Records from a data collection
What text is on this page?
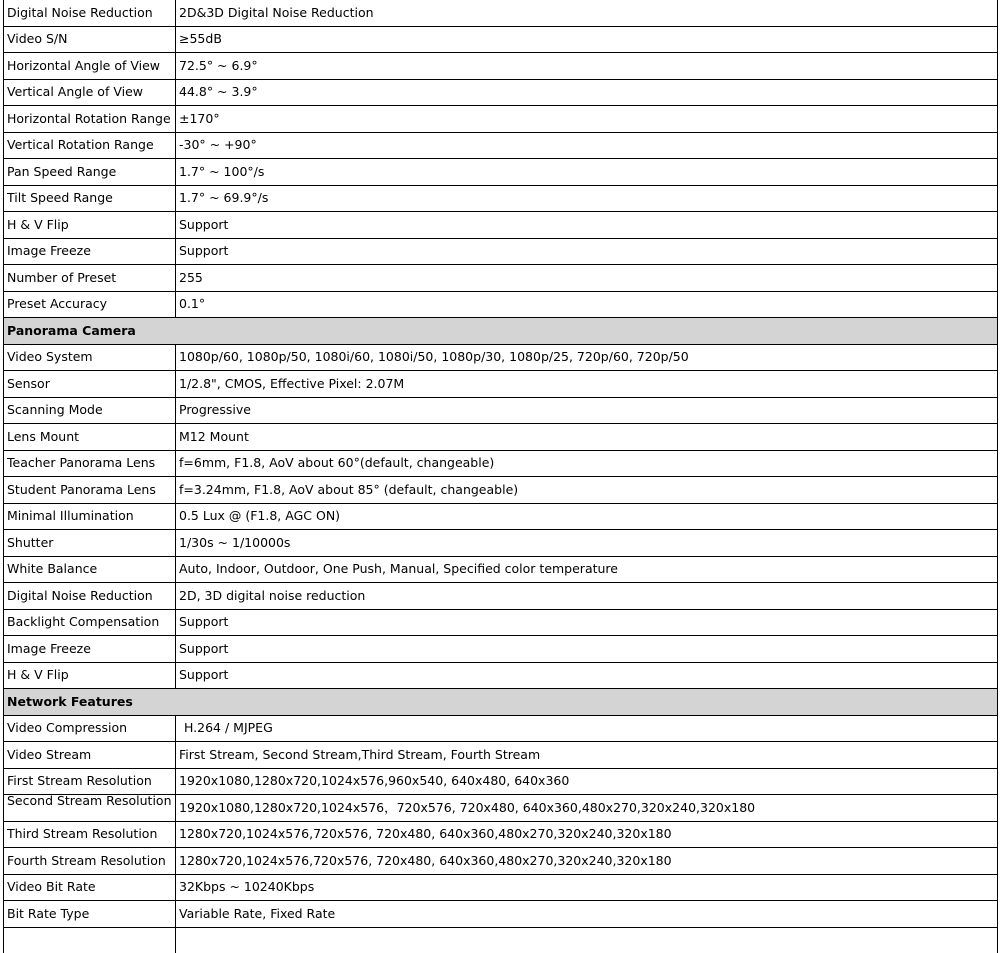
Digital Noise Reduction	2D&3D Digital Noise Reduction
Video S/N	≥55dB
Horizontal Angle of View	72.5° ~ 6.9°
Vertical Angle of View	44.8° ~ 3.9°
Horizontal Rotation Range	±170°
Vertical Rotation Range	-30° ~ +90°
Pan Speed Range	1.7° ~ 100°/s
Tilt Speed Range	1.7° ~ 69.9°/s
H & V Flip	Support
Image Freeze	Support
Number of Preset	255
Preset Accuracy	0.1°
Panorama Camera	
Video System	1080p/60, 1080p/50, 1080i/60, 1080i/50, 1080p/30, 1080p/25, 720p/60, 720p/50
Sensor	1/2.8", CMOS, Effective Pixel: 2.07M
Scanning Mode	Progressive
Lens Mount	M12 Mount
Teacher Panorama Lens	f=6mm, F1.8, AoV about 60°(default, changeable)
Student Panorama Lens	f=3.24mm, F1.8, AoV about 85° (default, changeable)
Minimal Illumination	0.5 Lux @ (F1.8, AGC ON)
Shutter	1/30s ~ 1/10000s
White Balance	Auto, Indoor, Outdoor, One Push, Manual, Specified color temperature
Digital Noise Reduction	2D, 3D digital noise reduction
Backlight Compensation	Support
Image Freeze	Support
H & V Flip	Support
Network Features	
Video Compression	H.264 / MJPEG
Video Stream	First Stream, Second Stream,Third Stream, Fourth Stream
First Stream Resolution	1920x1080,1280x720,1024x576,960x540, 640x480, 640x360
Second Stream Resolution	1920x1080,1280x720,1024x576，720x576, 720x480, 640x360,480x270,320x240,320x180
Third Stream Resolution	1280x720,1024x576,720x576, 720x480, 640x360,480x270,320x240,320x180
Fourth Stream Resolution	1280x720,1024x576,720x576, 720x480, 640x360,480x270,320x240,320x180
Video Bit Rate	32Kbps ~ 10240Kbps
Bit Rate Type	Variable Rate, Fixed Rate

◆ TASK TO CARRY OUT ◆
All of the entries above should be duplicated exactly, except for the pictures.

◆ EXERCISE SOLUTION ◆
What text is on this page?
Digital Noise Reduction	2D&3D Digital Noise Reduction
Video S/N	≥55dB
Horizontal Angle of View	72.5° ~ 6.9°
Vertical Angle of View	44.8° ~ 3.9°
Horizontal Rotation Range	±170°
Vertical Rotation Range	-30° ~ +90°
Pan Speed Range	1.7° ~ 100°/s
Tilt Speed Range	1.7° ~ 69.9°/s
H & V Flip	Support
Image Freeze	Support
Number of Preset	255
Preset Accuracy	0.1°
Panorama Camera	
Video System	1080p/60, 1080p/50, 1080i/60, 1080i/50, 1080p/30, 1080p/25, 720p/60, 720p/50
Sensor	1/2.8", CMOS, Effective Pixel: 2.07M
Scanning Mode	Progressive
Lens Mount	M12 Mount
Teacher Panorama Lens	f=6mm, F1.8, AoV about 60°(default, changeable)
Student Panorama Lens	f=3.24mm, F1.8, AoV about 85° (default, changeable)
Minimal Illumination	0.5 Lux @ (F1.8, AGC ON)
Shutter	1/30s ~ 1/10000s
White Balance	Auto, Indoor, Outdoor, One Push, Manual, Specified color temperature
Digital Noise Reduction	2D, 3D digital noise reduction
Backlight Compensation	Support
Image Freeze	Support
H & V Flip	Support
Network Features	
Video Compression	H.264 / MJPEG
Video Stream	First Stream, Second Stream,Third Stream, Fourth Stream
First Stream Resolution	1920x1080,1280x720,1024x576,960x540, 640x480, 640x360
Second Stream Resolution	1920x1080,1280x720,1024x576，720x576, 720x480, 640x360,480x270,320x240,320x180
Third Stream Resolution	1280x720,1024x576,720x576, 720x480, 640x360,480x270,320x240,320x180
Fourth Stream Resolution	1280x720,1024x576,720x576, 720x480, 640x360,480x270,320x240,320x180
Video Bit Rate	32Kbps ~ 10240Kbps
Bit Rate Type	Variable Rate, Fixed Rate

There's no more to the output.